Exercise
Scan the records below. List lines holding "text".

#### The records

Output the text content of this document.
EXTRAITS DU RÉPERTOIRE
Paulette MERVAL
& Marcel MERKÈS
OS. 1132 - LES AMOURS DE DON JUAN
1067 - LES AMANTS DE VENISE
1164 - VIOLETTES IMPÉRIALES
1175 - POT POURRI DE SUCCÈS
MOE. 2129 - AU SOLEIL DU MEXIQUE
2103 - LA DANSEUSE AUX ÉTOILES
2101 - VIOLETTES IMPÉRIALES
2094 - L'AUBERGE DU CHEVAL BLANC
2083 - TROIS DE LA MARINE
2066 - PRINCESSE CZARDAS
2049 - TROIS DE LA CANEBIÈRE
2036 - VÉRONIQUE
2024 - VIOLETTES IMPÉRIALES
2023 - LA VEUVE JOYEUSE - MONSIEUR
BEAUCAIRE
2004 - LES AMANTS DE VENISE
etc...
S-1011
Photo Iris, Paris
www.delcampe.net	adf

########
#### The records

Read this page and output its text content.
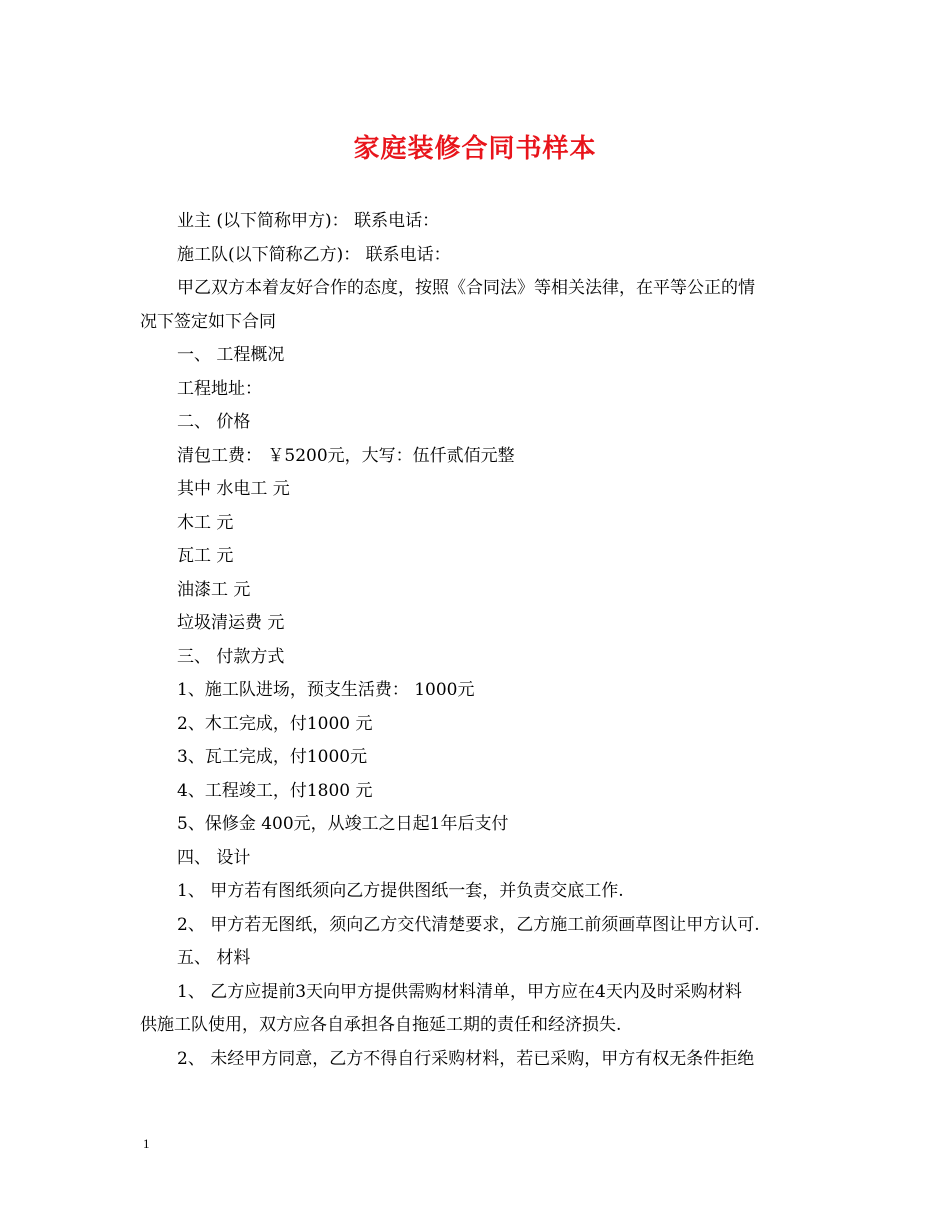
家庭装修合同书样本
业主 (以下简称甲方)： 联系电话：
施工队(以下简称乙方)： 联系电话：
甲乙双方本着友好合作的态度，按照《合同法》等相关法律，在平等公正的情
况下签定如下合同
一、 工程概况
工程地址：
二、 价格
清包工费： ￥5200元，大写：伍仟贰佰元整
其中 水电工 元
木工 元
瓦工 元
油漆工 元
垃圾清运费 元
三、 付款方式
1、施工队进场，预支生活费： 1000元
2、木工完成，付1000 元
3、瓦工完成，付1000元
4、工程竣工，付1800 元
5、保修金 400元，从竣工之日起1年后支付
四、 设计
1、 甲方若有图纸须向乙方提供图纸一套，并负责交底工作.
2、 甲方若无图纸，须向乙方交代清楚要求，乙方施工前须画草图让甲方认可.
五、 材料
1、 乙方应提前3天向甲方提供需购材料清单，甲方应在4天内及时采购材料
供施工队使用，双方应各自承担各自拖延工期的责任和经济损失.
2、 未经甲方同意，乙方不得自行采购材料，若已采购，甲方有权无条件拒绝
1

########
#### The records

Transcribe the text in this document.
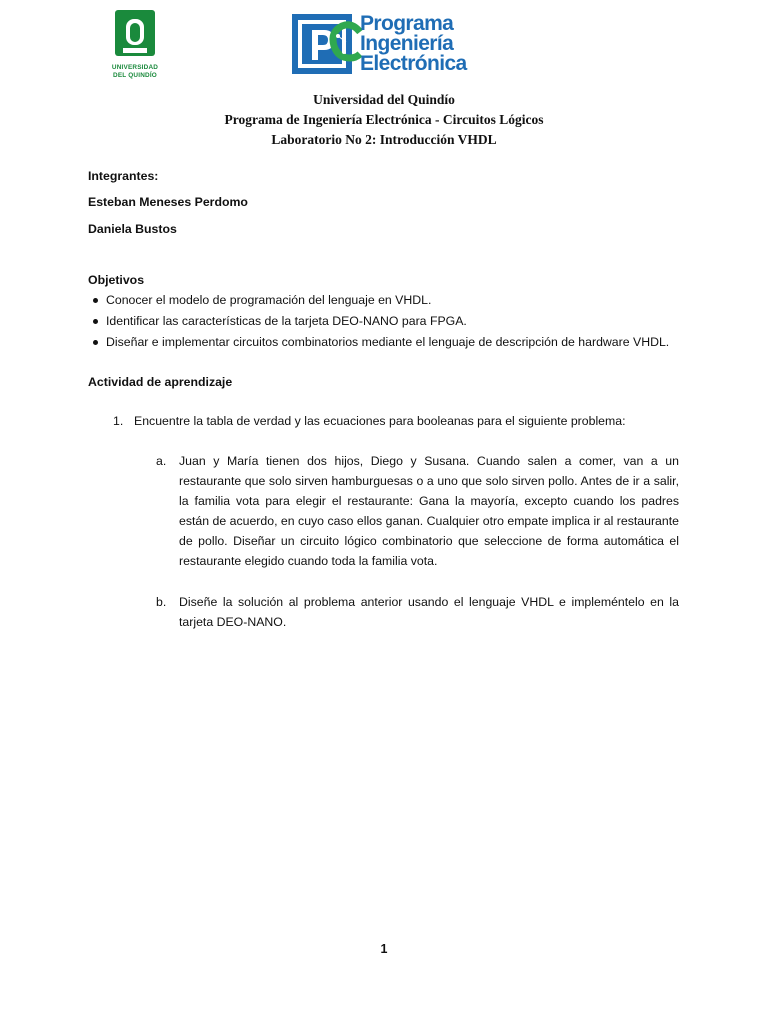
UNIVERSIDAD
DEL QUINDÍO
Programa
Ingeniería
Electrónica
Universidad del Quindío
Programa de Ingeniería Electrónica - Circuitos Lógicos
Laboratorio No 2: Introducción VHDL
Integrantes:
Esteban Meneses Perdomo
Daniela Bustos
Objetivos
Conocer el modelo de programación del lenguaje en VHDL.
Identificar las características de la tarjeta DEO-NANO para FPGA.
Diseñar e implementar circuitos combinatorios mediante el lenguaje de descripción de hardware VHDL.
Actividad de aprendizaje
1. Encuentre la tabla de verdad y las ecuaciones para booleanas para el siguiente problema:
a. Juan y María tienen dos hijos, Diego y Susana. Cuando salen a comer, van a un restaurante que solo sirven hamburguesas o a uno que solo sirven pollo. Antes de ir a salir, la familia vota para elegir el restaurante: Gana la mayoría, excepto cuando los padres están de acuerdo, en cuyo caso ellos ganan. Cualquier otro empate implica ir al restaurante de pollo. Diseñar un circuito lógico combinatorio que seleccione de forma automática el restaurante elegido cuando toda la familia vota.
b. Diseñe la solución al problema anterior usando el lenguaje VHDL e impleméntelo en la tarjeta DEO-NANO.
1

########

Written response
Output the text content of this document.
Read this page and output its text content.
Transcribe the text in this document.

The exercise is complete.